Excerpted text —
■ ■ ■ ■ ■
# Regular Or Custom Fit Sheets?



## Scooter (May 9, 2005)

ok, i am ready to get some sheets for our tt that's due in this month and i have read different things. do most people just get regular sheets for the queen bed or do you get custom ones made especially for tt beds? i would really appreciate some input.









thank you! sunny


----------



## Ghosty (Jan 17, 2005)

Well Outback splurged of course and got the cheapest mattress known to man -- even the guys in China that makes it laughs -- so of course I bought one of those memory toppers for the mattress -- that actually makes the mattress feel top notch --

but I digress... to answer your question... we use regular queen size fitted sheets...


----------



## cookie9933 (Feb 26, 2005)

The matresses aren't that bad, better then on the ground.
We got a Ghosty-special foam mattress topper from Costco. We didn't cut it down. For sheets I am using Queen size that have deep pocket. Works fine. Several Outbackers got a good price on Overstock .com for 3" topper. Having fun camping means a good night sleep









Jan


----------



## CamperAndy (Aug 26, 2004)

Standard sheets but you may want to get a set of those sheet bungees that pull them a little tighter. The beds are a bit baggy looking without them but if you get one of the foam toppers that may just fill out the sheets enough that you dont need them.
■ ■ ■ ■ ■
Instruction 1 — Reproduce the passage of the thread about regular or custom fit sheets that begins at the words "# Regular Or" and stops after "appreciate some input.", swapping "queen bed" for "double bed".
Instruction 2 — Write the next part of the thread about regular or custom fit sheets, continuing from its final line.
■ ■ ■ ■ ■
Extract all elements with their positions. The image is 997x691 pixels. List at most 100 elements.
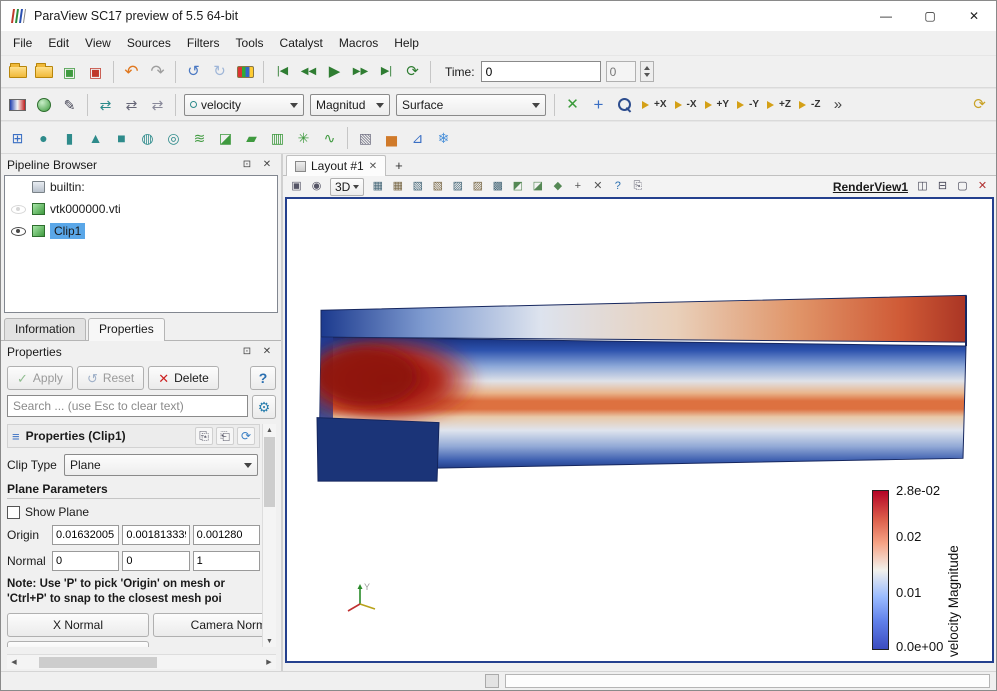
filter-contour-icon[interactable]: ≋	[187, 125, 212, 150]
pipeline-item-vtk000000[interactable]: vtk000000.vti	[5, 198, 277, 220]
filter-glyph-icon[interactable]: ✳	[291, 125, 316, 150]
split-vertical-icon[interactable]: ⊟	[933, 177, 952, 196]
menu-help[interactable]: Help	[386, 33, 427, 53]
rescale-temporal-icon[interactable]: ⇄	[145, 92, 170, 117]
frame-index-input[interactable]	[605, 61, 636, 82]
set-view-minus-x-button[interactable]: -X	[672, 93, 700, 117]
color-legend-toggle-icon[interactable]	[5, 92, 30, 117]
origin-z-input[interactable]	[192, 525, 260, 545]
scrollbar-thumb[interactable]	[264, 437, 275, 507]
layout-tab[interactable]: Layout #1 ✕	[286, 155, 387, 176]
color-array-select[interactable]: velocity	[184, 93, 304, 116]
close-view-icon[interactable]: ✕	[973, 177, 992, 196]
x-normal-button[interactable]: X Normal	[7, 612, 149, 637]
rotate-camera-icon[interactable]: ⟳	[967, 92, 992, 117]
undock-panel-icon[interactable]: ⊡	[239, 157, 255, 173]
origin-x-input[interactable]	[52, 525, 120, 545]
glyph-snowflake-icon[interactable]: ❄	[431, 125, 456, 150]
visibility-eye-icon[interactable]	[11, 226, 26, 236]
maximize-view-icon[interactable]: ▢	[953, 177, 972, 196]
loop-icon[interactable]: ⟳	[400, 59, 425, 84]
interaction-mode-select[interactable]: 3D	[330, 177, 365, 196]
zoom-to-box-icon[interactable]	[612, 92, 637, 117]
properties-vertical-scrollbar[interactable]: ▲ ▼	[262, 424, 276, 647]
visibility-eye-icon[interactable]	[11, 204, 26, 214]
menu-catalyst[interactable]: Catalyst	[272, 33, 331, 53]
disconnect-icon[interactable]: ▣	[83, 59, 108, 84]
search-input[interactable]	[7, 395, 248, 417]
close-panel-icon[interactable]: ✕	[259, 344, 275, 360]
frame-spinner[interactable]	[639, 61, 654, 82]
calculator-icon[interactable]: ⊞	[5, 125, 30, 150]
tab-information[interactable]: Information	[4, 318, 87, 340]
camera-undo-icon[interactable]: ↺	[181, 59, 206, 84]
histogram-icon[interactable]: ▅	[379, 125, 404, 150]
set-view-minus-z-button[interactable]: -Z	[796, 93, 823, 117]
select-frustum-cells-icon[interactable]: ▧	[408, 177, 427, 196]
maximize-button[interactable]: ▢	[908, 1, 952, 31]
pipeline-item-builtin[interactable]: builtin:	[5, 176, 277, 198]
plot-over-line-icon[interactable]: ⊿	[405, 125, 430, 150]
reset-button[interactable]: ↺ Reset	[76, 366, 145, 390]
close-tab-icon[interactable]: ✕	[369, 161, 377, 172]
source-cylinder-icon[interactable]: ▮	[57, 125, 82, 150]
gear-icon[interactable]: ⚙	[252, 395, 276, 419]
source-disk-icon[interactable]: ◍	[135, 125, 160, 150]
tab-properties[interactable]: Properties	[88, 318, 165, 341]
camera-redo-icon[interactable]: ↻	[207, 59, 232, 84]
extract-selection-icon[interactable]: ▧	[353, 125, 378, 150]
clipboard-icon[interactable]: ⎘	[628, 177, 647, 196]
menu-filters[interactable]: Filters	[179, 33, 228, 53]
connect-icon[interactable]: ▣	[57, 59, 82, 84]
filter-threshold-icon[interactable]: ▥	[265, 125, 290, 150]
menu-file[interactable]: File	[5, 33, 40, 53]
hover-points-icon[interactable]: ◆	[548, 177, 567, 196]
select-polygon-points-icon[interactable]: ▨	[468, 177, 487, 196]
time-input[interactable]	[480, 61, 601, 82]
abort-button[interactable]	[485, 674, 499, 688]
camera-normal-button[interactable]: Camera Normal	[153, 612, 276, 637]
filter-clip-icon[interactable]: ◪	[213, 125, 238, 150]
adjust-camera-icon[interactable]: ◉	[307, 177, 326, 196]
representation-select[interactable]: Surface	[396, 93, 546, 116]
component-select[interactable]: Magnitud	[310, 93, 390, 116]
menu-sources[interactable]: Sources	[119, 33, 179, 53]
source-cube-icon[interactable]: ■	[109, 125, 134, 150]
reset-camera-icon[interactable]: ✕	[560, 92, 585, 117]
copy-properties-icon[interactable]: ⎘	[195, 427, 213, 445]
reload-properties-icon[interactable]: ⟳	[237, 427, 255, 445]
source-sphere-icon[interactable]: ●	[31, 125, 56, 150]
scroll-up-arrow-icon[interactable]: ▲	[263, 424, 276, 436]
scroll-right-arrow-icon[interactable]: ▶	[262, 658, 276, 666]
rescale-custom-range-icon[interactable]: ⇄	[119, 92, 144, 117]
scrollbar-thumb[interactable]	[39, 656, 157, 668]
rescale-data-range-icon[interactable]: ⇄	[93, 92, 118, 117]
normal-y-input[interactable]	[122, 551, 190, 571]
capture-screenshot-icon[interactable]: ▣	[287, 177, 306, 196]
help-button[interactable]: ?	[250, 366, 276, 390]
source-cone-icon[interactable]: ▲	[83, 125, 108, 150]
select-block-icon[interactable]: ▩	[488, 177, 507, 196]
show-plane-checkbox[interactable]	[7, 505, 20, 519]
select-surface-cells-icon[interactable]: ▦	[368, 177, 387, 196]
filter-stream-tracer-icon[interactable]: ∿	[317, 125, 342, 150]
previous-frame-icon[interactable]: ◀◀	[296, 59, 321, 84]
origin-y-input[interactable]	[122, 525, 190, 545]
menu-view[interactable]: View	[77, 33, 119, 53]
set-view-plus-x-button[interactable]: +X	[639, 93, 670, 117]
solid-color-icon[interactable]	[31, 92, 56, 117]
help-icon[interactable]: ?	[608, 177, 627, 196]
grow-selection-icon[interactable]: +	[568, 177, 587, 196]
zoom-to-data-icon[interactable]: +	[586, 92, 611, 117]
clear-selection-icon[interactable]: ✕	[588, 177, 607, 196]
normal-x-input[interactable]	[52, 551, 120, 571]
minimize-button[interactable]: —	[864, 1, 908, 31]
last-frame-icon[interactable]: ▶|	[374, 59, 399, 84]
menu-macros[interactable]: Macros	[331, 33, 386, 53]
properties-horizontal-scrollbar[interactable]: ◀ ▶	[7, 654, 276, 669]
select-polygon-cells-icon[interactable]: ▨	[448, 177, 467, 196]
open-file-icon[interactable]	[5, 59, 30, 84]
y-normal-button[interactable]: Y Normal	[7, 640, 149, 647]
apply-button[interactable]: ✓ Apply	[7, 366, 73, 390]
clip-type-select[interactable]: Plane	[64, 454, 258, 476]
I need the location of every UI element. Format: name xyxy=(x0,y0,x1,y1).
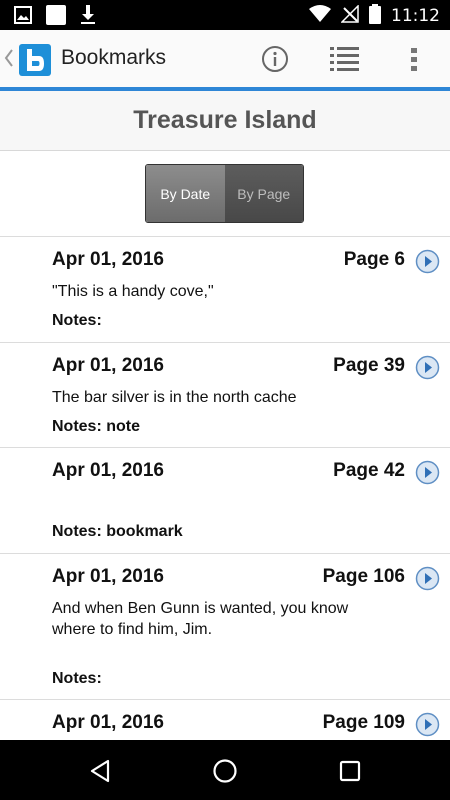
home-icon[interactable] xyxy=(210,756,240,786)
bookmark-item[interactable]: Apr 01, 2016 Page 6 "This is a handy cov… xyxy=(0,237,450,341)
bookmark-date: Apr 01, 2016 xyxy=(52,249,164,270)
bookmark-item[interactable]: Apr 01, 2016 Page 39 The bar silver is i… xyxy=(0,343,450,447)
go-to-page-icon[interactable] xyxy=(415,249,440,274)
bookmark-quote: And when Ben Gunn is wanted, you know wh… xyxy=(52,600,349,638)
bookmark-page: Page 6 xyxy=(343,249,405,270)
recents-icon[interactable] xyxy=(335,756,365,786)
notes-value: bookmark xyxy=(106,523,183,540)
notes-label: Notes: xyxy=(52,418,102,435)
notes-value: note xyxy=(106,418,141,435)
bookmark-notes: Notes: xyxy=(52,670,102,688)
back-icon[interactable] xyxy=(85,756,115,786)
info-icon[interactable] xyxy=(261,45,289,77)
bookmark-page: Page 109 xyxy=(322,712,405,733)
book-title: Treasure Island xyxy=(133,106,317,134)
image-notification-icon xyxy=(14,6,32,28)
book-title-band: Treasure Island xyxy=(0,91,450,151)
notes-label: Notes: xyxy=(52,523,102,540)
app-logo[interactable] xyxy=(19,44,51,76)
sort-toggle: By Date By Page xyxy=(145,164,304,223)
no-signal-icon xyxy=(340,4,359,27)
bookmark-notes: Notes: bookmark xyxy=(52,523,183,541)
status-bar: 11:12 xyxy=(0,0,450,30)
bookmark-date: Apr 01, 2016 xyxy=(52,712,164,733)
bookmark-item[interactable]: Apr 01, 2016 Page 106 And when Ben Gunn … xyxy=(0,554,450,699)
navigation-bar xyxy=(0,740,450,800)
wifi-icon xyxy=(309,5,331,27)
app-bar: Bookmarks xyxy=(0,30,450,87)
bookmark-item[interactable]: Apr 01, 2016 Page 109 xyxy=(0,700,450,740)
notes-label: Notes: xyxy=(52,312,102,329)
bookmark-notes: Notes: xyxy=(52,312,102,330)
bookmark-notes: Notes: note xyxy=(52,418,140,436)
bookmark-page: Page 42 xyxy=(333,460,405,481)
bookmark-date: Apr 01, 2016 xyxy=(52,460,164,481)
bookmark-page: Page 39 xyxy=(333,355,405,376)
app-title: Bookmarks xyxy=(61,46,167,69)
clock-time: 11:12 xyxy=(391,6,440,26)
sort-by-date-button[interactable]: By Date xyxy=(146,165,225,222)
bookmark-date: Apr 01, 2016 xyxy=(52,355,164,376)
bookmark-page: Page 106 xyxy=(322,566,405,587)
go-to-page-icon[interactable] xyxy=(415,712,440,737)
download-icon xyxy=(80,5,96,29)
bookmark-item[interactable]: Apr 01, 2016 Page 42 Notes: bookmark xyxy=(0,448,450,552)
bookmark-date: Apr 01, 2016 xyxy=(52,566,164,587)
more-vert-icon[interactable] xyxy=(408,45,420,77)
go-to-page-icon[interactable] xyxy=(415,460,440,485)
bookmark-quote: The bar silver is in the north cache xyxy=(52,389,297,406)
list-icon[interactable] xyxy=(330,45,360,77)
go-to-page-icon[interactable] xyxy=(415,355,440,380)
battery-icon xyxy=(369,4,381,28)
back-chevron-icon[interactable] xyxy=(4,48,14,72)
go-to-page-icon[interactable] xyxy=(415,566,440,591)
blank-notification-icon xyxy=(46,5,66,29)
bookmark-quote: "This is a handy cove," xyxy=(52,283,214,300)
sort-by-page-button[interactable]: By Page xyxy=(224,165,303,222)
■ ■ ■ ■ ■
Response 1 —
# Regular Or Custom Fit Sheets?



## Scooter (May 9, 2005)

ok, i am ready to get some sheets for our tt that's due in this month and i have read different things. do most people just get regular sheets for the double bed or do you get custom ones made especially for tt beds? i would really appreciate some input.

Response 2 —
If you are handy with a sewing machine sew the top sheet to the fitted sheet at the bottom like they use to do on water bed sheets and to help with making the bed in the morning and staying warm at night sew the window side of the top sheet to the fitted sheet about 2/3 of the way up from the bottom. It helps cut down on drafts from the window by preventing them from coming untucked.


----------



## summergames84 (Mar 6, 2004)

Ditto on the memory foam topper (3" from Ebay) that makes the bed bigger. We didn't cut down the topper, just kind of folded the excess over the foot of the bed and the standard queen sheets fit fine. I doubt I could sleep on that mattress without the topper. With the topper, it is a great nights sleep.


----------



## tdvffjohn (Mar 10, 2005)

Like most, slept on it one night and then bought a 3 " foam topper. So if you end up following that route make sure the sheets have a deep side to accomodate both.

John


----------



## Reverie (Aug 9, 2004)

I don't care too much about the sheets, I just put on whatever the wife purchased and it works fine. What I am REALLY curious about is if anyone has perfected an easy technique for making the bed up? For me it usally involves laying on the bed and flopping around like a walrus. Not a pleasent site, let me assure you.

Reverie (I am the Walrus, Koo Koo Ka Choo)


----------



## Betty King (May 1, 2005)

I agree about the terrible mattress. I also bought the 3" foam topper from Overstock.com and they have them on sale again with free shipping. I bought the regular queen size and did not cut it down and am using regular queen size sheets and they are okay at the bottom of the bed.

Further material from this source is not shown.